══ Text section

Its biggest claim to fame was its full 3D engine, used for the first time in a football game. Although other games applied graphics used a 3D field (used by several games for the SNES), players were commonly sprites, but in Actua Soccer players were also polygonal. While adding graphically beyond what all games done before, the gameplay suffered from that. Featuring only national teams, a version with English Premier League teams named Actua Soccer: Club Edition was released in 1996. Barry Davies assured in-game commentary from the first until the last game in the series.

Actua Soccer 2 was one of the many titles released between late 1997 and 1998 to capitalize on the 98 World Cup, and once again, included only national teams, but a more polished engine (optimized for 3D cards) and a new scenarios mode assured good sales and mostly positive reviews, losing only to FIFA' 98. Barry Davies was joined by Trevor Brooking, and the game featured English international and captain Alan Shearer both in the cover, but also for interviews about the game, and finally Michael Owen and Simon Tracey assured motion capture. It was bundled with Creative Technology's Voodoo 2 graphic cards, which helped to its widespread distribution and popularity.

════
══ Given data

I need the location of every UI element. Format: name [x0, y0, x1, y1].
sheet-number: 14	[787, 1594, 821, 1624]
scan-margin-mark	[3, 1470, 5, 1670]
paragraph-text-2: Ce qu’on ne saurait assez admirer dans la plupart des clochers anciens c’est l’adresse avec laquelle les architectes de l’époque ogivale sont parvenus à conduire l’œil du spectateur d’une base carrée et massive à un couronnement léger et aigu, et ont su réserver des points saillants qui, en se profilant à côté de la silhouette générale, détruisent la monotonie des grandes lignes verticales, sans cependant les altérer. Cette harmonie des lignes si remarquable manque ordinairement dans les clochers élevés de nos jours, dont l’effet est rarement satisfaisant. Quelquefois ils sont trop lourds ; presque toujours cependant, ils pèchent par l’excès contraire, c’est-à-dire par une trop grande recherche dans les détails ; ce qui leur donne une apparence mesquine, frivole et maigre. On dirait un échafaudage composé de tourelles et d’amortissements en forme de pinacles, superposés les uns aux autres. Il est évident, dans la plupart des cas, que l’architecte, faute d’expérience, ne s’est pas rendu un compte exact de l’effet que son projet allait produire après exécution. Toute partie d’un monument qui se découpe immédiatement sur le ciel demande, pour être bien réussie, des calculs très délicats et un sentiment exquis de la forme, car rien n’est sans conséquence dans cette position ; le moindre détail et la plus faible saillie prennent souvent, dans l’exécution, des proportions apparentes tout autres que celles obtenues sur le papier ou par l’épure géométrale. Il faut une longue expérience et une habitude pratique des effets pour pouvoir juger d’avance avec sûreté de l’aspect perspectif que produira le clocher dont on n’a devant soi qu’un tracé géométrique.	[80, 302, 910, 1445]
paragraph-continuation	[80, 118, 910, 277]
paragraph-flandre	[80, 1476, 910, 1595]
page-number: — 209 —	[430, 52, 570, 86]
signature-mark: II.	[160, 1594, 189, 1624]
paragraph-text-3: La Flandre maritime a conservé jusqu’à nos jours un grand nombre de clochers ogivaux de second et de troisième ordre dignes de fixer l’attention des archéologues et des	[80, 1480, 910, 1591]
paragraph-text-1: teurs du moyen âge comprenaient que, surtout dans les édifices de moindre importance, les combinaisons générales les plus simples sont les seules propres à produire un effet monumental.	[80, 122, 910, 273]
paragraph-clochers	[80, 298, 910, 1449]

════

Exercise set
1. List every person named in the Actua Soccer text.
2. Reproduce the Actua Soccer text word for word from "Its biggest claim" to "in the series.".
3. Resume the Actua Soccer text, picking up after its final sentence.

Answer list
1. Barry Davies, Trevor Brooking, Alan Shearer, Michael Owen, Simon Tracey

2.
Its biggest claim to fame was its full 3D engine, used for the first time in a football game. Although other games applied graphics used a 3D field (used by several games for the SNES), players were commonly sprites, but in Actua Soccer players were also polygonal. While adding graphically beyond what all games done before, the gameplay suffered from that. Featuring only national teams, a version with English Premier League teams named Actua Soccer: Club Edition was released in 1996. Barry Davies assured in-game commentary from the first until the last game in the series.

3.
Finally, Actua Soccer 3 arrived in late 1998 after EA clinched two crucial hits with both FIFA'98 and World Cup 98, leaving few margin of error. For the first time, both club and national teams were present, plus cheat teams (such as an all-girl team) and joke teams like in Sensible Soccer. While its predecessor was criticized for the absence of clubs, AS3 featured a total of 25 leagues, much more than most games still have, and only comparable to Sensible World of Soccer. Graphics used a slightly improved version of the AS2 engine, but with much improved weather graphics. Trevor Brooking was replaced by Martin O'Neill in commentaries. Again, it wasn't marketed as well as FIFA '99, and despite some better features, EA's ability in that sector and more responsive gameplay didn't managed allowed the game to top the charts again.

After Infogrames acquired Gremlin in 1999, the Sheffield software house still developed what can be considered a fifth game in the series: UEFA Challenge.